Please write out the complete listing that follows, exactly as it reads.
* start Data provided *
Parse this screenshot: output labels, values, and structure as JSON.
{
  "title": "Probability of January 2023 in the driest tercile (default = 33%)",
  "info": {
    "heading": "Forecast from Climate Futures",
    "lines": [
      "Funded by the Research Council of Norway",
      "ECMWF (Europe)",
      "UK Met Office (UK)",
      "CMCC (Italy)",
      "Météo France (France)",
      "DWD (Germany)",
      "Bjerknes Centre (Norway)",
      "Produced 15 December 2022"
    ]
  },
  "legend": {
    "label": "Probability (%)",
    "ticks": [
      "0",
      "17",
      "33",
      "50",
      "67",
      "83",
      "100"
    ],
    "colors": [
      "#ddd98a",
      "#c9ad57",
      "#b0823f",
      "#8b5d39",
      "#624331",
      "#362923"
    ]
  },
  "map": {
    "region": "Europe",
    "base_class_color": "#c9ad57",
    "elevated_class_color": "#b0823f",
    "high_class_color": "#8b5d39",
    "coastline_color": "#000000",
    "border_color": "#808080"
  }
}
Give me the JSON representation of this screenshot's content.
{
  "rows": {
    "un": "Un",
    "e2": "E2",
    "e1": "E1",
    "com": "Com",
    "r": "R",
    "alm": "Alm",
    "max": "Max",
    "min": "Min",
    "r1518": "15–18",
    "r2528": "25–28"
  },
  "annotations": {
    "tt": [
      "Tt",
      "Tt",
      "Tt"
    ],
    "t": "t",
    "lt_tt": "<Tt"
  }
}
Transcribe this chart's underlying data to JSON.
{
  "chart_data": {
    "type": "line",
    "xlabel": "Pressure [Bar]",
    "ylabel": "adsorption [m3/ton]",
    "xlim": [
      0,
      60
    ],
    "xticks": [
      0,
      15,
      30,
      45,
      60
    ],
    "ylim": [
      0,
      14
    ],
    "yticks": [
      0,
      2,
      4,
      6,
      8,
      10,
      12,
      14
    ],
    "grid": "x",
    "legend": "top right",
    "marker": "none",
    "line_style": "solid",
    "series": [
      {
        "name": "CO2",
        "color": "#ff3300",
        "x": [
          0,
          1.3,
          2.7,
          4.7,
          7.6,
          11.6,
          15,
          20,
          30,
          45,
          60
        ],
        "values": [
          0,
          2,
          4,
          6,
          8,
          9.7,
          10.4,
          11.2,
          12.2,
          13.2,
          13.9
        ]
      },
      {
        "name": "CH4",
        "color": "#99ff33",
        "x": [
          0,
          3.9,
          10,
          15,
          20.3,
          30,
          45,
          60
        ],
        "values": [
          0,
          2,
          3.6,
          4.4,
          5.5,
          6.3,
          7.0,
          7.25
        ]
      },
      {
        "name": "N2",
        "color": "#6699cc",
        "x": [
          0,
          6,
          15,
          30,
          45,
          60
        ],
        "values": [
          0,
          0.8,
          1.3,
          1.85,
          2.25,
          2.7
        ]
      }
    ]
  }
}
* end Data provided *
◆ **Completed exercise**
Parse this screenshot: output labels, values, and structure as JSON.
{
  "title": "Probability of January 2023 in the driest tercile (default = 33%)",
  "info": {
    "heading": "Forecast from Climate Futures",
    "lines": [
      "Funded by the Research Council of Norway",
      "ECMWF (Europe)",
      "UK Met Office (UK)",
      "CMCC (Italy)",
      "Météo France (France)",
      "DWD (Germany)",
      "Bjerknes Centre (Norway)",
      "Produced 15 December 2022"
    ]
  },
  "legend": {
    "label": "Probability (%)",
    "ticks": [
      "0",
      "17",
      "33",
      "50",
      "67",
      "83",
      "100"
    ],
    "colors": [
      "#ddd98a",
      "#c9ad57",
      "#b0823f",
      "#8b5d39",
      "#624331",
      "#362923"
    ]
  },
  "map": {
    "region": "Europe",
    "base_class_color": "#c9ad57",
    "elevated_class_color": "#b0823f",
    "high_class_color": "#8b5d39",
    "coastline_color": "#000000",
    "border_color": "#808080"
  }
}
Give me the JSON representation of this screenshot's content.
{
  "rows": {
    "un": "Un",
    "e2": "E2",
    "e1": "E1",
    "com": "Com",
    "r": "R",
    "alm": "Alm",
    "max": "Max",
    "min": "Min",
    "r1518": "15–18",
    "r2528": "25–28"
  },
  "annotations": {
    "tt": [
      "Tt",
      "Tt",
      "Tt"
    ],
    "t": "t",
    "lt_tt": "<Tt"
  }
}
Transcribe this chart's underlying data to JSON.
{
  "chart_data": {
    "type": "line",
    "xlabel": "Pressure [Bar]",
    "ylabel": "adsorption [m3/ton]",
    "xlim": [
      0,
      60
    ],
    "xticks": [
      0,
      15,
      30,
      45,
      60
    ],
    "ylim": [
      0,
      14
    ],
    "yticks": [
      0,
      2,
      4,
      6,
      8,
      10,
      12,
      14
    ],
    "grid": "x",
    "legend": "top right",
    "marker": "none",
    "line_style": "solid",
    "series": [
      {
        "name": "CO2",
        "color": "#ff3300",
        "x": [
          0,
          1.3,
          2.7,
          4.7,
          7.6,
          11.6,
          15,
          20,
          30,
          45,
          60
        ],
        "values": [
          0,
          2,
          4,
          6,
          8,
          9.7,
          10.4,
          11.2,
          12.2,
          13.2,
          13.9
        ]
      },
      {
        "name": "CH4",
        "color": "#99ff33",
        "x": [
          0,
          3.9,
          10,
          15,
          20.3,
          30,
          45,
          60
        ],
        "values": [
          0,
          2,
          3.6,
          4.4,
          5.5,
          6.3,
          7.0,
          7.25
        ]
      },
      {
        "name": "N2",
        "color": "#6699cc",
        "x": [
          0,
          6,
          15,
          30,
          45,
          60
        ],
        "values": [
          0,
          0.8,
          1.3,
          1.85,
          2.25,
          2.7
        ]
      }
    ]
  }
}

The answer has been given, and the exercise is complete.